EXERCISE GOAL >> Restate the entries below verbatim.

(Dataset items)
▽
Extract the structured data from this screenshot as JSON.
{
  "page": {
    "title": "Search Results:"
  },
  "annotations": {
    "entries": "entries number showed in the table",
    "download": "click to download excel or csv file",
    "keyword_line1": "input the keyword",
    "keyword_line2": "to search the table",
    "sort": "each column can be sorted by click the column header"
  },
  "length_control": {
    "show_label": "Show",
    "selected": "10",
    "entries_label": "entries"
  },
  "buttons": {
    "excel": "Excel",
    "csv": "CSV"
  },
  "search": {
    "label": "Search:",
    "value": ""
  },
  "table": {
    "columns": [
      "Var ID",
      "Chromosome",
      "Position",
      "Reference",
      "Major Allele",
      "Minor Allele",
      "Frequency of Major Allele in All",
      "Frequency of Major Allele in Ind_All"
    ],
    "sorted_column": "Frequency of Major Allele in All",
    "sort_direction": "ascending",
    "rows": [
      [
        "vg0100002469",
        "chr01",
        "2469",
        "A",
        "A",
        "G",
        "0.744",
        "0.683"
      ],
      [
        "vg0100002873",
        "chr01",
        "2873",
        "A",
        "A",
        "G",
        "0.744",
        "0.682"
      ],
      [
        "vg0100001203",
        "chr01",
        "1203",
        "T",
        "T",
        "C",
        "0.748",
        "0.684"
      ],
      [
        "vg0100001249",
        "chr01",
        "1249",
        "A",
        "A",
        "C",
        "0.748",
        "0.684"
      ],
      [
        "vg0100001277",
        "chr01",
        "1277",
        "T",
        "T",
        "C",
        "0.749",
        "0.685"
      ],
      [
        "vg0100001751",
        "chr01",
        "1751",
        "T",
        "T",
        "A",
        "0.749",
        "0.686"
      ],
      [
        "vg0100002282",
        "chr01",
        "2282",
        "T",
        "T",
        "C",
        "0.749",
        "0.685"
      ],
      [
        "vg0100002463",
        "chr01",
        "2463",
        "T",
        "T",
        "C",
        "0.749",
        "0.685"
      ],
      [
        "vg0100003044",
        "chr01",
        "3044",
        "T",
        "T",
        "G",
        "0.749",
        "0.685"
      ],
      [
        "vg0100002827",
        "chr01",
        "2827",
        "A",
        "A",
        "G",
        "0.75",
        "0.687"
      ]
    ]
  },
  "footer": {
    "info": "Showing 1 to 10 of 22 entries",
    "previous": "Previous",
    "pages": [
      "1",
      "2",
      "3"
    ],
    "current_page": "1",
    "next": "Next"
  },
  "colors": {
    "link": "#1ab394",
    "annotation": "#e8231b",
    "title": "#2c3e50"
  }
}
△
RESPONSE TO THIS TASK >>
Extract the structured data from this screenshot as JSON.
{
  "page": {
    "title": "Search Results:"
  },
  "annotations": {
    "entries": "entries number showed in the table",
    "download": "click to download excel or csv file",
    "keyword_line1": "input the keyword",
    "keyword_line2": "to search the table",
    "sort": "each column can be sorted by click the column header"
  },
  "length_control": {
    "show_label": "Show",
    "selected": "10",
    "entries_label": "entries"
  },
  "buttons": {
    "excel": "Excel",
    "csv": "CSV"
  },
  "search": {
    "label": "Search:",
    "value": ""
  },
  "table": {
    "columns": [
      "Var ID",
      "Chromosome",
      "Position",
      "Reference",
      "Major Allele",
      "Minor Allele",
      "Frequency of Major Allele in All",
      "Frequency of Major Allele in Ind_All"
    ],
    "sorted_column": "Frequency of Major Allele in All",
    "sort_direction": "ascending",
    "rows": [
      [
        "vg0100002469",
        "chr01",
        "2469",
        "A",
        "A",
        "G",
        "0.744",
        "0.683"
      ],
      [
        "vg0100002873",
        "chr01",
        "2873",
        "A",
        "A",
        "G",
        "0.744",
        "0.682"
      ],
      [
        "vg0100001203",
        "chr01",
        "1203",
        "T",
        "T",
        "C",
        "0.748",
        "0.684"
      ],
      [
        "vg0100001249",
        "chr01",
        "1249",
        "A",
        "A",
        "C",
        "0.748",
        "0.684"
      ],
      [
        "vg0100001277",
        "chr01",
        "1277",
        "T",
        "T",
        "C",
        "0.749",
        "0.685"
      ],
      [
        "vg0100001751",
        "chr01",
        "1751",
        "T",
        "T",
        "A",
        "0.749",
        "0.686"
      ],
      [
        "vg0100002282",
        "chr01",
        "2282",
        "T",
        "T",
        "C",
        "0.749",
        "0.685"
      ],
      [
        "vg0100002463",
        "chr01",
        "2463",
        "T",
        "T",
        "C",
        "0.749",
        "0.685"
      ],
      [
        "vg0100003044",
        "chr01",
        "3044",
        "T",
        "T",
        "G",
        "0.749",
        "0.685"
      ],
      [
        "vg0100002827",
        "chr01",
        "2827",
        "A",
        "A",
        "G",
        "0.75",
        "0.687"
      ]
    ]
  },
  "footer": {
    "info": "Showing 1 to 10 of 22 entries",
    "previous": "Previous",
    "pages": [
      "1",
      "2",
      "3"
    ],
    "current_page": "1",
    "next": "Next"
  },
  "colors": {
    "link": "#1ab394",
    "annotation": "#e8231b",
    "title": "#2c3e50"
  }
}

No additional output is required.